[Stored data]
────────
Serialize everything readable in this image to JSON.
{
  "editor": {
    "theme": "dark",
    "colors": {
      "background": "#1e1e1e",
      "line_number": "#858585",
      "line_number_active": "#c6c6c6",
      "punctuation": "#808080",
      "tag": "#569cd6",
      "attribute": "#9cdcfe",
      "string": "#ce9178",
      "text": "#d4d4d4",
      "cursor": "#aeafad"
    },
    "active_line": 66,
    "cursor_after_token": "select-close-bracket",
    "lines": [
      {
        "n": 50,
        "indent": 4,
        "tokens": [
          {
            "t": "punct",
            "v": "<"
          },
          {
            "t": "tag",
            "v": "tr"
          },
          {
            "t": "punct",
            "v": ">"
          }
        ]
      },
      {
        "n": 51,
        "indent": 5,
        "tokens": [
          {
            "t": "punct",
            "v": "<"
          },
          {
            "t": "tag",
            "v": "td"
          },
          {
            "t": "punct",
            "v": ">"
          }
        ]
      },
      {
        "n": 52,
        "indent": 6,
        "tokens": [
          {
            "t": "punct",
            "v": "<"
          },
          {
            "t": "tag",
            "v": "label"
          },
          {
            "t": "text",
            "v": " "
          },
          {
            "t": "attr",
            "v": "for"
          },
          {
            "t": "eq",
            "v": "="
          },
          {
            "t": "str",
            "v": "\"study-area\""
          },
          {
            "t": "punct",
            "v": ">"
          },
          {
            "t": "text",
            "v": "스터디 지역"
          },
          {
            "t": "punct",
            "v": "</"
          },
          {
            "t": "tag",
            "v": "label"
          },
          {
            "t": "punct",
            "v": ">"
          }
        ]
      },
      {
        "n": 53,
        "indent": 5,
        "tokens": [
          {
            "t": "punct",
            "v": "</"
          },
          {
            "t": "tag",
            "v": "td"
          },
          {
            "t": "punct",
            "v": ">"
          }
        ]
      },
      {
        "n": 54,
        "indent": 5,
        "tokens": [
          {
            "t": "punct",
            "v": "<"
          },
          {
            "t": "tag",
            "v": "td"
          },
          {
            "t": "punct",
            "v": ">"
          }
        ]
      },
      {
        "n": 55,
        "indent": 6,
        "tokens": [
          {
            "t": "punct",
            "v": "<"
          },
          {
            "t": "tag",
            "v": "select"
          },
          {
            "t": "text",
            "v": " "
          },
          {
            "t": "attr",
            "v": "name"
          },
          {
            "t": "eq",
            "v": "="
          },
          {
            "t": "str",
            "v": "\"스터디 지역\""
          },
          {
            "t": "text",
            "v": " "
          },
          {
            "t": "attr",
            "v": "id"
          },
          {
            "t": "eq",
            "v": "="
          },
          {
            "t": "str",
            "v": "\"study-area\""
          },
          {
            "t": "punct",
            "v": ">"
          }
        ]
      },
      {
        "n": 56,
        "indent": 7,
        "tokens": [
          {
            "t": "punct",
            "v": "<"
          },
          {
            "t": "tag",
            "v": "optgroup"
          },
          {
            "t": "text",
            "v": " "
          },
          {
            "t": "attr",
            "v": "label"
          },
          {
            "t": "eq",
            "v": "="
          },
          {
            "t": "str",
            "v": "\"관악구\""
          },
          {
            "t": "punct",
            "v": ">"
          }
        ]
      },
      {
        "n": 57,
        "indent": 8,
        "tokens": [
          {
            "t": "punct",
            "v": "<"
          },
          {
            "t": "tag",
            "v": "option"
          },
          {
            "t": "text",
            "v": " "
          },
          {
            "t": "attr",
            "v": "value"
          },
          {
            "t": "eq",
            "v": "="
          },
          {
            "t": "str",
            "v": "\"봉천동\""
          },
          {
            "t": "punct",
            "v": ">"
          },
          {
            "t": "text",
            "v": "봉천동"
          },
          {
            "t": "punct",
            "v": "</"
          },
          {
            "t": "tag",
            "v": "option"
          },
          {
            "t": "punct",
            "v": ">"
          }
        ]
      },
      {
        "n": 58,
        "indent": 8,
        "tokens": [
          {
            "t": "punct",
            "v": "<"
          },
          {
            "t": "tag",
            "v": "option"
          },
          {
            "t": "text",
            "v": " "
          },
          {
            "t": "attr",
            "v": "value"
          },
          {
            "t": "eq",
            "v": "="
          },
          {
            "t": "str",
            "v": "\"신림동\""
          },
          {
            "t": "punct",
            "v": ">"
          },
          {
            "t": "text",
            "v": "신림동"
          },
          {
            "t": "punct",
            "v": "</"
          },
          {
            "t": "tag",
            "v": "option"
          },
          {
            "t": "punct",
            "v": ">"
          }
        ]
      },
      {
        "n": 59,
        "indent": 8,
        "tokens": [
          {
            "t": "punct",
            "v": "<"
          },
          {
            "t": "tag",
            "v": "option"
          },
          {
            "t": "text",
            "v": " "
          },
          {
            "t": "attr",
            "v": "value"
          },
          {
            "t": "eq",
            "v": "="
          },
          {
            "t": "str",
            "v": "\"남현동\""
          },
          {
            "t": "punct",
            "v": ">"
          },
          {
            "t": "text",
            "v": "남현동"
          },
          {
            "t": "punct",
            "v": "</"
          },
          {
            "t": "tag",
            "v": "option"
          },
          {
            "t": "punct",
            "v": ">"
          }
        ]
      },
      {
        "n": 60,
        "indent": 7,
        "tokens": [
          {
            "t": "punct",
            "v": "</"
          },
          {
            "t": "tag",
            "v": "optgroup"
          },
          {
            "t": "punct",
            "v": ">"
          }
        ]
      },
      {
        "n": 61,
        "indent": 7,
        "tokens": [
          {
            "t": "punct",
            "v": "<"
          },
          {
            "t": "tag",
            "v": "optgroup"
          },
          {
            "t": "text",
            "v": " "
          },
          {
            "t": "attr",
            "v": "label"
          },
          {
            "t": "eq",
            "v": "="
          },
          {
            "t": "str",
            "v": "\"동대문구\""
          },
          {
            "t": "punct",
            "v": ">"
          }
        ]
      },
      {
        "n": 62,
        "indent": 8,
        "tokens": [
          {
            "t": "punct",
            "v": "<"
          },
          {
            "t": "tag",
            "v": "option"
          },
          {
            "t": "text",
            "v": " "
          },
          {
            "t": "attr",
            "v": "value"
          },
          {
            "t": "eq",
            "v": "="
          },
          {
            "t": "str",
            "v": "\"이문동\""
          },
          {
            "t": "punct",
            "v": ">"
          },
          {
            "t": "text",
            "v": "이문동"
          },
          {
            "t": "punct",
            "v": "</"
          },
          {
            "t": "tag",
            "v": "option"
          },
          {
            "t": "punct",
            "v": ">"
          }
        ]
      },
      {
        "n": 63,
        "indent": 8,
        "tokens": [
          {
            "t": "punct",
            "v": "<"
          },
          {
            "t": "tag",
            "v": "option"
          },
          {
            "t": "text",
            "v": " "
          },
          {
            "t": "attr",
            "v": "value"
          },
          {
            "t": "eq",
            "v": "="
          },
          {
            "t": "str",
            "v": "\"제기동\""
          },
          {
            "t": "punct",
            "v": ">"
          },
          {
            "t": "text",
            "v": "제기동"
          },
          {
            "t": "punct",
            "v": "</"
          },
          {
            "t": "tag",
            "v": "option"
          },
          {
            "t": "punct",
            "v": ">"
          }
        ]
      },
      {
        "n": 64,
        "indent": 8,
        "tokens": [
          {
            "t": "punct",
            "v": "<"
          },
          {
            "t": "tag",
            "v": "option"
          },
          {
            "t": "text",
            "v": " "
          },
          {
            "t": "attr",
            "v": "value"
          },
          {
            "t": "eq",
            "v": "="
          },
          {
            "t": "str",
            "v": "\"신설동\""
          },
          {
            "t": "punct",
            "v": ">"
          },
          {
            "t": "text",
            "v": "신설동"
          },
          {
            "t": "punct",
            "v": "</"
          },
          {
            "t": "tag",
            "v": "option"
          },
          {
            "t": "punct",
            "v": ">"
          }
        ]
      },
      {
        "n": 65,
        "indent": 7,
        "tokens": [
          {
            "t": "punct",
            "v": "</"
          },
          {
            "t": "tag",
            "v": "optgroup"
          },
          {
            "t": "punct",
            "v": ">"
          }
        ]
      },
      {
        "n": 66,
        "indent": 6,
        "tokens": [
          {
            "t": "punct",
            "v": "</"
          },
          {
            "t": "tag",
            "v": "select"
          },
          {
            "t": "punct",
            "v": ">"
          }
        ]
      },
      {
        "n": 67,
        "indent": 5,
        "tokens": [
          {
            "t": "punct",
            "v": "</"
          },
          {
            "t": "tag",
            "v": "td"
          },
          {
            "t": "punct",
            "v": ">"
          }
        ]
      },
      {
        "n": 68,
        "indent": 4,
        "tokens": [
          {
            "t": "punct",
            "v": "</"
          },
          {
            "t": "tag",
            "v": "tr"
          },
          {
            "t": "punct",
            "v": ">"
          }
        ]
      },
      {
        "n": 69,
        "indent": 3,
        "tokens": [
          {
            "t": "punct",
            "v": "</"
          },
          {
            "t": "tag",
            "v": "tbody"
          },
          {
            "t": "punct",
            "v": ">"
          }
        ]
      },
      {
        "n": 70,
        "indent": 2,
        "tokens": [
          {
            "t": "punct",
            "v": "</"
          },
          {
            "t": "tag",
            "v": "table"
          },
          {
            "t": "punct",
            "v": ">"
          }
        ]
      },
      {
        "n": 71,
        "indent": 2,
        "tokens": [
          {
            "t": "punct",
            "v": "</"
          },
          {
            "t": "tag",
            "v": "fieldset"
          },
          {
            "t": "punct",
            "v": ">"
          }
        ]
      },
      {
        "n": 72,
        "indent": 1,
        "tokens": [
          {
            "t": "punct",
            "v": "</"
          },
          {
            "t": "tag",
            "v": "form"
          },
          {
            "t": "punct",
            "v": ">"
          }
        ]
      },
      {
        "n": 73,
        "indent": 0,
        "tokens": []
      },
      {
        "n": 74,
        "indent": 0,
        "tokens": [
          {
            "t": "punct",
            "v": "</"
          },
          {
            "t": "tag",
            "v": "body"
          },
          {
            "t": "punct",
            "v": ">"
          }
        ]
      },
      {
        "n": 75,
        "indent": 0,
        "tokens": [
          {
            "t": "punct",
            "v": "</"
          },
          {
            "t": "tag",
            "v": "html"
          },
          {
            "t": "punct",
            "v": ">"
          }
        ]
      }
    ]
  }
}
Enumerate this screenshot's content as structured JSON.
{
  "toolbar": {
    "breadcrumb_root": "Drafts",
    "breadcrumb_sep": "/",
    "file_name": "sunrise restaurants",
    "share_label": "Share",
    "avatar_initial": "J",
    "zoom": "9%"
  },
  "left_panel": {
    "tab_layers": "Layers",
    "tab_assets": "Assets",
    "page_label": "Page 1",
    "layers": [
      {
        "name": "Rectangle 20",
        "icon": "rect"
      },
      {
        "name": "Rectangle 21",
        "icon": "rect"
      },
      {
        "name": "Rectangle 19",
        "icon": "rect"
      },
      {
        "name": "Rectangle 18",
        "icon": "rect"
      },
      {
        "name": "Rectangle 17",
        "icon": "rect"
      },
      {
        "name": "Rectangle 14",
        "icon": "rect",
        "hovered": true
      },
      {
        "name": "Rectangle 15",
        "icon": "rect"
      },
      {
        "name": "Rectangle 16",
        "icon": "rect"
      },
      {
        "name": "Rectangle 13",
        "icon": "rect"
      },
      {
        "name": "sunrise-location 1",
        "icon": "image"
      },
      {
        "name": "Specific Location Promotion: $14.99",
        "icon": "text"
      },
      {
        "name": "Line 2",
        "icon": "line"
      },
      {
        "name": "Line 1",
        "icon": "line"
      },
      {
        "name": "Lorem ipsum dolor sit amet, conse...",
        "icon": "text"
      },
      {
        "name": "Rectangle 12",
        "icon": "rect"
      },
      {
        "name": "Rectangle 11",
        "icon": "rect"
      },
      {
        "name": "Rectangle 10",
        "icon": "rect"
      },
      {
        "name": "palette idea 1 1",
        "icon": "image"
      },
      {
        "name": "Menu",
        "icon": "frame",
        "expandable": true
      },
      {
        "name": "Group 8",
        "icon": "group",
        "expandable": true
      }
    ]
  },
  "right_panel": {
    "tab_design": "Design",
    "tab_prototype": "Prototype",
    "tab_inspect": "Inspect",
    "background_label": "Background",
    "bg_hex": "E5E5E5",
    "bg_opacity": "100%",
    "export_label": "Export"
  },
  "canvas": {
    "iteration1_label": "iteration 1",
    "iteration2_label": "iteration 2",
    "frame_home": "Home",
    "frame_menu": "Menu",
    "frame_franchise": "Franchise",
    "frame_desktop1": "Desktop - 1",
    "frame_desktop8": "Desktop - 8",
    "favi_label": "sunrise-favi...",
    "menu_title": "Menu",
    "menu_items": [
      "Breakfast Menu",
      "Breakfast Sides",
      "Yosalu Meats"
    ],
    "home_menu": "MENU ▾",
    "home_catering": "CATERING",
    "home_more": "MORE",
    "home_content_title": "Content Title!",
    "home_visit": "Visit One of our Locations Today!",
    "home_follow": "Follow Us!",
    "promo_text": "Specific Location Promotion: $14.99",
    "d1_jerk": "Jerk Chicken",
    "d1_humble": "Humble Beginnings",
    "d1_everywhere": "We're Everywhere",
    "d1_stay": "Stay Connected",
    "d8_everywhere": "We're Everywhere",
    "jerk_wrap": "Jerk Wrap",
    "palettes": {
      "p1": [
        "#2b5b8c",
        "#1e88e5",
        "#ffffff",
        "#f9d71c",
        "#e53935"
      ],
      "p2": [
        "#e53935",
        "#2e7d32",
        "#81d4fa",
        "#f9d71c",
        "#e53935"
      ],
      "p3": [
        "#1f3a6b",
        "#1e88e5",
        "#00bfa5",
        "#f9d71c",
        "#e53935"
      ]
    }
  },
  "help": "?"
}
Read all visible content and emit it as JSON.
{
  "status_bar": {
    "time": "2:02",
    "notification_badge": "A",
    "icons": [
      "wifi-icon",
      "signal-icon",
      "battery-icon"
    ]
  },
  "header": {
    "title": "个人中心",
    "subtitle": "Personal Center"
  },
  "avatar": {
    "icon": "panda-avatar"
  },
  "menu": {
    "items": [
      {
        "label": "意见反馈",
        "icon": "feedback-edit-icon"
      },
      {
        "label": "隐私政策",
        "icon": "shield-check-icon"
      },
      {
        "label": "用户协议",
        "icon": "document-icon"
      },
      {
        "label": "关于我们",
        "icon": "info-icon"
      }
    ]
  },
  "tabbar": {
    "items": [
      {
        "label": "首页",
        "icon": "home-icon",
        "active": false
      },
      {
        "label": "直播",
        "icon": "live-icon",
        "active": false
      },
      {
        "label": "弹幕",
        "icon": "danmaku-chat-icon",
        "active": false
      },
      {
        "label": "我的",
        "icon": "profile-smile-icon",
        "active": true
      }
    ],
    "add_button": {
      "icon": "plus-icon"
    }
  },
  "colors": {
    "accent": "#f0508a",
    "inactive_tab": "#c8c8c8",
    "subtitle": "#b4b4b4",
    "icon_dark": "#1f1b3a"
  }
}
────────
• **REQUIRED TASK**
Gather every line from the entries above where the word "iteration" appears, and copy them.

• **OUTPUT OF THE TASK**
    "iteration1_label": "iteration 1",
    "iteration2_label": "iteration 2",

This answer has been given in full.